Only lines holding the word "title" should be copied from the material.

(Saved data entries)

>>>>>

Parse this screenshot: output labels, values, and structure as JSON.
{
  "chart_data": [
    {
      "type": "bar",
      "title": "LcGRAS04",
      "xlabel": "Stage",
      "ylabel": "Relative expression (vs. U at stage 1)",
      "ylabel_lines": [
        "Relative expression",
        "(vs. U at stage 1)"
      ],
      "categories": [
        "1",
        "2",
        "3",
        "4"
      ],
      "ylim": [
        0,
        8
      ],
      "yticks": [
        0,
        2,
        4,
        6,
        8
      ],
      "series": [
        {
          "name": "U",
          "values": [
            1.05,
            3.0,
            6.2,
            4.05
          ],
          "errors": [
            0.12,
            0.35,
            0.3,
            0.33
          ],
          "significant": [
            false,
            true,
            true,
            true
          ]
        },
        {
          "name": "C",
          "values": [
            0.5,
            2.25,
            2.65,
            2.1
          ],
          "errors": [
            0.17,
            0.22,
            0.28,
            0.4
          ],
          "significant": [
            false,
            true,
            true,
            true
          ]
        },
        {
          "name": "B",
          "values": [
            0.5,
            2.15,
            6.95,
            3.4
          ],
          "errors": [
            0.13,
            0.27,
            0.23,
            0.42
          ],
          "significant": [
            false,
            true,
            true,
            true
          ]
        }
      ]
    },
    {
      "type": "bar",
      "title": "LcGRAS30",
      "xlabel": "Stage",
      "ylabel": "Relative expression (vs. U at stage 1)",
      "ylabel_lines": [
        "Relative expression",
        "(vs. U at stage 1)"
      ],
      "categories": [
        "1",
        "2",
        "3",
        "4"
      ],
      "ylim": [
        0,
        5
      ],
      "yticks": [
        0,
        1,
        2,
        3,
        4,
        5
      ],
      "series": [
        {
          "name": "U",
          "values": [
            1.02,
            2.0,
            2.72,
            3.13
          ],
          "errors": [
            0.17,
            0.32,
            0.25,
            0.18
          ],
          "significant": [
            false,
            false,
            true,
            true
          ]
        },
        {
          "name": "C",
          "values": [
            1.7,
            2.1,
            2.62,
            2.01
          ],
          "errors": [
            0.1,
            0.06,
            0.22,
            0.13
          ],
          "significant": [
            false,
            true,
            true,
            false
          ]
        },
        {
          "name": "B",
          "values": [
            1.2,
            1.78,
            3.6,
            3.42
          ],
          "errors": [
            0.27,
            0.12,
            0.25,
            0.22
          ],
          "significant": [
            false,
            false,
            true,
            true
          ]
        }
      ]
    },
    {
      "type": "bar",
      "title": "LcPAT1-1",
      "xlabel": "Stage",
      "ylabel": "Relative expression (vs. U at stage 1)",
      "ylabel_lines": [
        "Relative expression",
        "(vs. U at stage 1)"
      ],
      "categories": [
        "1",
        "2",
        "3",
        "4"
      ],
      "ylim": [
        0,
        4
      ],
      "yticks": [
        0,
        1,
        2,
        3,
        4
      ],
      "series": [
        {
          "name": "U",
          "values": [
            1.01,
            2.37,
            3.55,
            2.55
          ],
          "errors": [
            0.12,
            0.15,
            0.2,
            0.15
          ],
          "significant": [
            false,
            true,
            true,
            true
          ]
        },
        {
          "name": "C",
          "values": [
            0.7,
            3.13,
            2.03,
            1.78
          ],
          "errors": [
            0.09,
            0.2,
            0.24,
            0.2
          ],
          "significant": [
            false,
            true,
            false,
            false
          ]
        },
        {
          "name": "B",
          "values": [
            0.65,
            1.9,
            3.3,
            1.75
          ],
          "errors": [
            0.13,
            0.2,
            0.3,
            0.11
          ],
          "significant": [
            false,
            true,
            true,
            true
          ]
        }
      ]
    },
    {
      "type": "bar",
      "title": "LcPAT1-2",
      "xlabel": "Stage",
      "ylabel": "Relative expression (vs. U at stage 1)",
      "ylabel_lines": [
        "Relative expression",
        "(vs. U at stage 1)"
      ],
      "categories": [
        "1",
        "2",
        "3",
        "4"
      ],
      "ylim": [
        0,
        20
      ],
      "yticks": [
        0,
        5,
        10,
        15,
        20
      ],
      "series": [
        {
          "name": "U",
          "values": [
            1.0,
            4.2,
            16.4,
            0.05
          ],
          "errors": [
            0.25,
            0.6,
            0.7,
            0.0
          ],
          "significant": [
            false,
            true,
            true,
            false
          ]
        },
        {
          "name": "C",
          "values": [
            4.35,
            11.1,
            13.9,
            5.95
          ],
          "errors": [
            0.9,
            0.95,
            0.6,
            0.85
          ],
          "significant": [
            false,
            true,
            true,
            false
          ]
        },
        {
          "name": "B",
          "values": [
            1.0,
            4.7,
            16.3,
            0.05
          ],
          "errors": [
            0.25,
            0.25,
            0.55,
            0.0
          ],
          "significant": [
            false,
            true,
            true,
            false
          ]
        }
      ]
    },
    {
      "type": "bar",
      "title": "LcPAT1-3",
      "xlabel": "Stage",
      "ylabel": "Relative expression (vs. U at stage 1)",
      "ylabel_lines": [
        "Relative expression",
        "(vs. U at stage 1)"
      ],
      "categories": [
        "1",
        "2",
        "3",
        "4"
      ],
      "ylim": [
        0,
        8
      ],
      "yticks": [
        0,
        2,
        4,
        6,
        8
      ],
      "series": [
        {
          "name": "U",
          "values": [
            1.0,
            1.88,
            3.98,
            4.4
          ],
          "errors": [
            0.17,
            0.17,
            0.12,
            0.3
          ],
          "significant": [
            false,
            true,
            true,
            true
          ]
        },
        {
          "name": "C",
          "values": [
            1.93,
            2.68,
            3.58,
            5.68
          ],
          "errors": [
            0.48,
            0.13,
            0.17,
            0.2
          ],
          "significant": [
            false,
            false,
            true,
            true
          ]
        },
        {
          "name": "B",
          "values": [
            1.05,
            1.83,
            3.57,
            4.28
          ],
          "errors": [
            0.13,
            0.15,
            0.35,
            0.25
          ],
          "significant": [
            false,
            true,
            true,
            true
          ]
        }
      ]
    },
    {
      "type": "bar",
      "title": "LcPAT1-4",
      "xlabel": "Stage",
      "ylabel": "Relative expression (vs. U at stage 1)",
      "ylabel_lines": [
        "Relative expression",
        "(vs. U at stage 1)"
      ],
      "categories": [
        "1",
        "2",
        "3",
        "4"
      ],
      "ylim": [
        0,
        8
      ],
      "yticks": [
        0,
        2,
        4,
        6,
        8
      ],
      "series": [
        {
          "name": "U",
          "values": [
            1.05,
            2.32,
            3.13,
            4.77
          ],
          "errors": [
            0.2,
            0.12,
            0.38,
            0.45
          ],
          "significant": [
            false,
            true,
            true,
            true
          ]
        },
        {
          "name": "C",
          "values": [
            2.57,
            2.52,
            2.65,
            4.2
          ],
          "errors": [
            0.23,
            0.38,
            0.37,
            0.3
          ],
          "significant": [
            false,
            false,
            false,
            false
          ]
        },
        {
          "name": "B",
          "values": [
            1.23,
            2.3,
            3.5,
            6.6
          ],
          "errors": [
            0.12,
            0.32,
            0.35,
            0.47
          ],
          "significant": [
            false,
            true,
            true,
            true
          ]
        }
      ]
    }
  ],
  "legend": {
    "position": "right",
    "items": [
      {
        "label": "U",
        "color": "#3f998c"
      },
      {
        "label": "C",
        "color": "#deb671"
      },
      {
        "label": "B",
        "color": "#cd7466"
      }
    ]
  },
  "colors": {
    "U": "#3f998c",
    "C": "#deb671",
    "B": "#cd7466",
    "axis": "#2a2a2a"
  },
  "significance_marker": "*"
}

<<<<<

(Full answer)
      "title": "LcGRAS04",
      "title": "LcGRAS30",
      "title": "LcPAT1-1",
      "title": "LcPAT1-2",
      "title": "LcPAT1-3",
      "title": "LcPAT1-4",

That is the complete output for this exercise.